__Dataset entries__:
--- start ---
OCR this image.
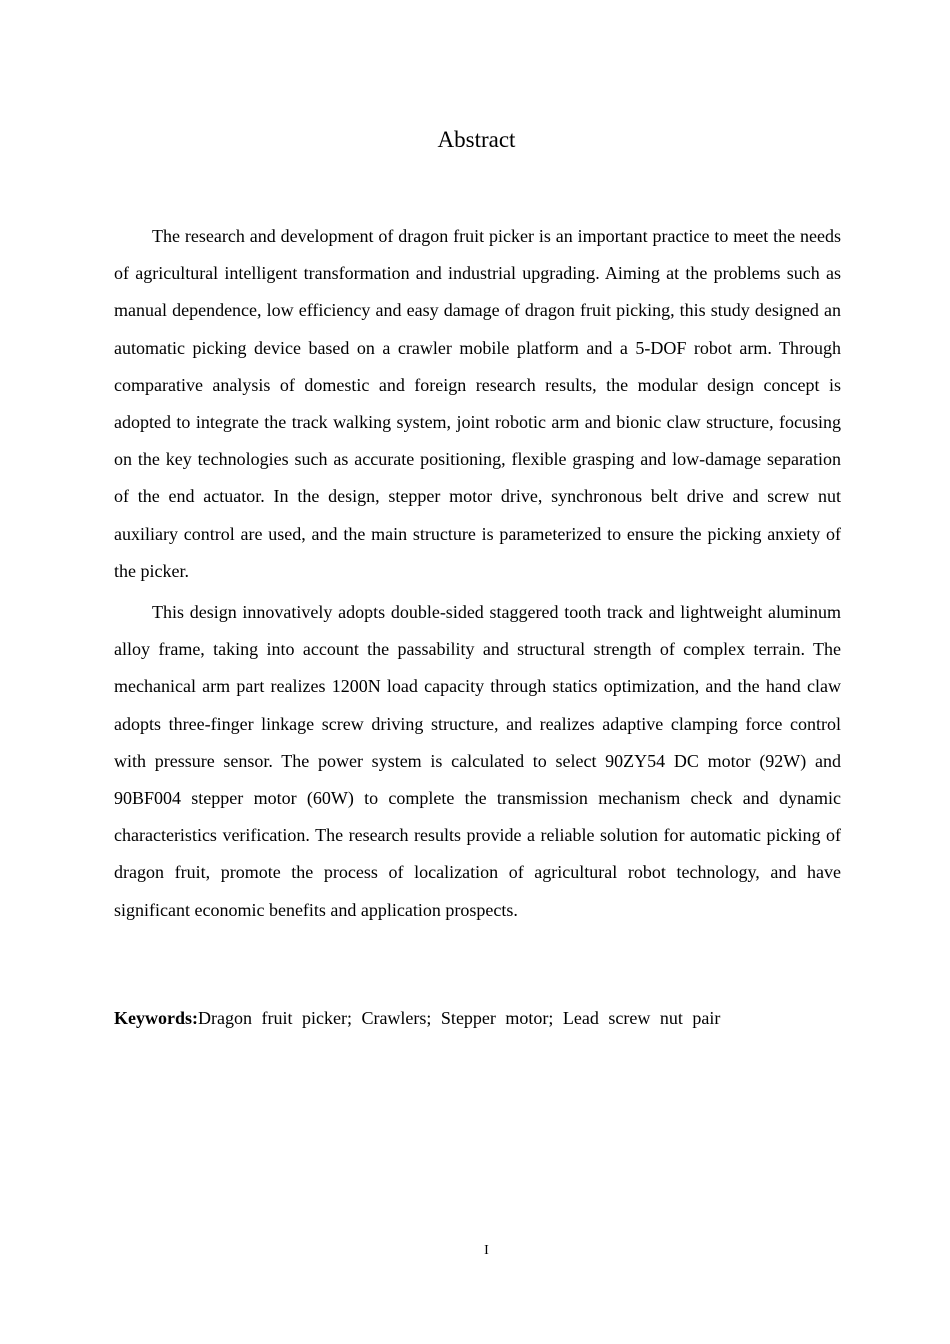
Abstract

The research and development of dragon fruit picker is an important practice to meet the needs of agricultural intelligent transformation and industrial upgrading. Aiming at the problems such as manual dependence, low efficiency and easy damage of dragon fruit picking, this study designed an automatic picking device based on a crawler mobile platform and a 5-DOF robot arm. Through comparative analysis of domestic and foreign research results, the modular design concept is adopted to integrate the track walking system, joint robotic arm and bionic claw structure, focusing on the key technologies such as accurate positioning, flexible grasping and low-damage separation of the end actuator. In the design, stepper motor drive, synchronous belt drive and screw nut auxiliary control are used, and the main structure is parameterized to ensure the picking anxiety of the picker.

This design innovatively adopts double-sided staggered tooth track and lightweight aluminum alloy frame, taking into account the passability and structural strength of complex terrain. The mechanical arm part realizes 1200N load capacity through statics optimization, and the hand claw adopts three-finger linkage screw driving structure, and realizes adaptive clamping force control with pressure sensor. The power system is calculated to select 90ZY54 DC motor (92W) and 90BF004 stepper motor (60W) to complete the transmission mechanism check and dynamic characteristics verification. The research results provide a reliable solution for automatic picking of dragon fruit, promote the process of localization of agricultural robot technology, and have significant economic benefits and application prospects.

Keywords:Dragon fruit picker; Crawlers; Stepper motor; Lead screw nut pair

I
--- end ---
__TO DO__:
Without including any pictures, reproduce the listing exactly.

__PROBLEM SOLUTION__:
OCR this image.
Abstract

The research and development of dragon fruit picker is an important practice to meet the needs of agricultural intelligent transformation and industrial upgrading. Aiming at the problems such as manual dependence, low efficiency and easy damage of dragon fruit picking, this study designed an automatic picking device based on a crawler mobile platform and a 5-DOF robot arm. Through comparative analysis of domestic and foreign research results, the modular design concept is adopted to integrate the track walking system, joint robotic arm and bionic claw structure, focusing on the key technologies such as accurate positioning, flexible grasping and low-damage separation of the end actuator. In the design, stepper motor drive, synchronous belt drive and screw nut auxiliary control are used, and the main structure is parameterized to ensure the picking anxiety of the picker.

This design innovatively adopts double-sided staggered tooth track and lightweight aluminum alloy frame, taking into account the passability and structural strength of complex terrain. The mechanical arm part realizes 1200N load capacity through statics optimization, and the hand claw adopts three-finger linkage screw driving structure, and realizes adaptive clamping force control with pressure sensor. The power system is calculated to select 90ZY54 DC motor (92W) and 90BF004 stepper motor (60W) to complete the transmission mechanism check and dynamic characteristics verification. The research results provide a reliable solution for automatic picking of dragon fruit, promote the process of localization of agricultural robot technology, and have significant economic benefits and application prospects.

Keywords:Dragon fruit picker; Crawlers; Stepper motor; Lead screw nut pair

I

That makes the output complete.